Seçilen pasaj ▸
○ ○ ○

MHP'nin mahalle temsilcileri de siyasette çok bilindik olan bu kuralı uygulamalılar..
Kendi bölgelerindeki belediyecilerin bulunduğu sandıktan kime ne kadar oy çıktığını kayıt altına alırken; MHP'li olarak işe giren, evine ekmek götüren belediyecilerin hangi MHP'ye mi yoksa başka bir partiye mi oy verdiğini de belirleyebilirler..
MHP'nin ekmeğini yiyip başka partilerinin ipini sallayanların listesini ilçe ve il teşkilatıyla genel merkeze bildirerek gereğinin yapılmasını talep edebilirler..
Bu konu, MHP'li temsilcilerin en az oy vermek kadar asli görevleridir…
*******************
Millet İttifakı'na ikinci hüsran
Millet İttifakı'nın cumhurbaşkanı adaylarından Meral Akşener ve Temel Karamollaoğlu, gittikleri her yerde hüsrana uğruyorlar..

○ ○ ○

Sağlanan malzeme ▸
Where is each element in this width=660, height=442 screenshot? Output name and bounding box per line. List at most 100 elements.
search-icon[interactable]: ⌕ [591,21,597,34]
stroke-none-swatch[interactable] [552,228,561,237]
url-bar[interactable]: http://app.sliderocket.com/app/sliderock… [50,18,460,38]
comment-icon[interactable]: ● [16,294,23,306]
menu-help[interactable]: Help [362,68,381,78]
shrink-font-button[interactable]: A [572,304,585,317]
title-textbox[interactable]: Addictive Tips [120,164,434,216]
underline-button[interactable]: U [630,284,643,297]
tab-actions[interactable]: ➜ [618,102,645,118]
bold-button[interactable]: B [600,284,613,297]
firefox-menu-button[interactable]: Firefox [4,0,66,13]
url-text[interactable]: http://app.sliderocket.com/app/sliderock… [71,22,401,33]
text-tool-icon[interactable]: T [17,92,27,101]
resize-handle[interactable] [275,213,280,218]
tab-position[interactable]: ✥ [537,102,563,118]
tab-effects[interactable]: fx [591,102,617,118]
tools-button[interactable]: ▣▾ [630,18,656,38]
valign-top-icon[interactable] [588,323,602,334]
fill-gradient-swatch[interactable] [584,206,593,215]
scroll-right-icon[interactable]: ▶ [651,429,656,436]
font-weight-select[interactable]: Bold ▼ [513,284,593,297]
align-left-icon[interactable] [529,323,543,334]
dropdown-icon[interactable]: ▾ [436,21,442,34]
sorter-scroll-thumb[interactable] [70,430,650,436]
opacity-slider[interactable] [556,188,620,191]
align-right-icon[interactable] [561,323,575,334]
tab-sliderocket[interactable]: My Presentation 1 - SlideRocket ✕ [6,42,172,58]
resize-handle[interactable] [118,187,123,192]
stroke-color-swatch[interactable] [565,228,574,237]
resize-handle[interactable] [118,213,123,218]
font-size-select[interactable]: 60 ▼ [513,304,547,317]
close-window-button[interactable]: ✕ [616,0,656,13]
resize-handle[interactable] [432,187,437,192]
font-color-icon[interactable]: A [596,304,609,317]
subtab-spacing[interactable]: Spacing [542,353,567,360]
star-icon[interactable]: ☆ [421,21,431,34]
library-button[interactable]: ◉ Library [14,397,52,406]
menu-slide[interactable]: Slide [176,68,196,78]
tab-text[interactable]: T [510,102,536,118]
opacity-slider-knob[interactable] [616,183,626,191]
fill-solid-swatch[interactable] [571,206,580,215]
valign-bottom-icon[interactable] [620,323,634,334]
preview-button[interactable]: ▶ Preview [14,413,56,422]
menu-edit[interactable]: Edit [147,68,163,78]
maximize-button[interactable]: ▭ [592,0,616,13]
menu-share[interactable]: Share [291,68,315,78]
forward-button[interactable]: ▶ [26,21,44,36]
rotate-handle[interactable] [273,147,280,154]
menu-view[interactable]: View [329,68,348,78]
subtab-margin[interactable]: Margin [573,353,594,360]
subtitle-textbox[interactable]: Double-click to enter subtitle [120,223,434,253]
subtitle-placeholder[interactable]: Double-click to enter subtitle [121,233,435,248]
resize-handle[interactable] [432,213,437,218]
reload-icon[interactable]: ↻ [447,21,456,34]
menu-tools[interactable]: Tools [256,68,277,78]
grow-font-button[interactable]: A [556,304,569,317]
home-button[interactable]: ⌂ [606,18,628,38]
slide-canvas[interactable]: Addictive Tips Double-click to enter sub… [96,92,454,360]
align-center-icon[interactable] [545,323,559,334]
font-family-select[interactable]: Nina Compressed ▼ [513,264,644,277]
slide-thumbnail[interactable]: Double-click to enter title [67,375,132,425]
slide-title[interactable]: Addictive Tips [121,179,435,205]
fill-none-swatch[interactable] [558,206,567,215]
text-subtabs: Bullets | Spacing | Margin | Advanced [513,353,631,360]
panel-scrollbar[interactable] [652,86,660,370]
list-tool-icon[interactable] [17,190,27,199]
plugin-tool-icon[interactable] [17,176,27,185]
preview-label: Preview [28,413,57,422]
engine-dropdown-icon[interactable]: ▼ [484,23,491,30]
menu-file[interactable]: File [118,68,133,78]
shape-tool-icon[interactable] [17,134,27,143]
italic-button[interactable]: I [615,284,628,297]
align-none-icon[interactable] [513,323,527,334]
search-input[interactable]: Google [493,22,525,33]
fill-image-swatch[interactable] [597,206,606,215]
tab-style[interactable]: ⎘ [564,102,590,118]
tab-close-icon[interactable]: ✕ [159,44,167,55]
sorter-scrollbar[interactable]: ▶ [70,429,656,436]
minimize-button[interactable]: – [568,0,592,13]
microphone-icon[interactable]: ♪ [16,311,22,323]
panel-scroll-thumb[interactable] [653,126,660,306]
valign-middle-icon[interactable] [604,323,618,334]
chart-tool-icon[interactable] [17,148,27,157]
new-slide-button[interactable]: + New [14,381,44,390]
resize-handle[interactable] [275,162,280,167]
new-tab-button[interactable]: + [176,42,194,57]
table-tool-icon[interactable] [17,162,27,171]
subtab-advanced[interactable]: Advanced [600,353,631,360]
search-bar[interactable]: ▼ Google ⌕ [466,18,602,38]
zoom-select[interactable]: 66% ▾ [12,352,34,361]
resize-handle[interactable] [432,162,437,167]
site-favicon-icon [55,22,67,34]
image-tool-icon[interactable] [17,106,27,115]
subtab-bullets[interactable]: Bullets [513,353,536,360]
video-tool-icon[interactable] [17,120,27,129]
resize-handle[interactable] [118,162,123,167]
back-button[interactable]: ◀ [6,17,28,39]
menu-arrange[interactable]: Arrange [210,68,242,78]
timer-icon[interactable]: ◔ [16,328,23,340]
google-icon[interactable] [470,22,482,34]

○ ○ ○

Yapılacak iş ▸ Lütfen seçilen pasajı düzenleyin: "Bu konu, MHP'li" sözcüklerinin geçtiği yerden başlayıp "yerde hüsrana uğruyorlar.." sözcüklerinden sonra durarak bu bölümü yeniden yazın ve içindeki "ikinci" ifadesini "üçüncü" ile değiştirin.

Tamamlanan görev ▸
Bu konu, MHP'li temsilcilerin en az oy vermek kadar asli görevleridir…
*******************
Millet İttifakı'na üçüncü hüsran
Millet İttifakı'nın cumhurbaşkanı adaylarından Meral Akşener ve Temel Karamollaoğlu, gittikleri her yerde hüsrana uğruyorlar..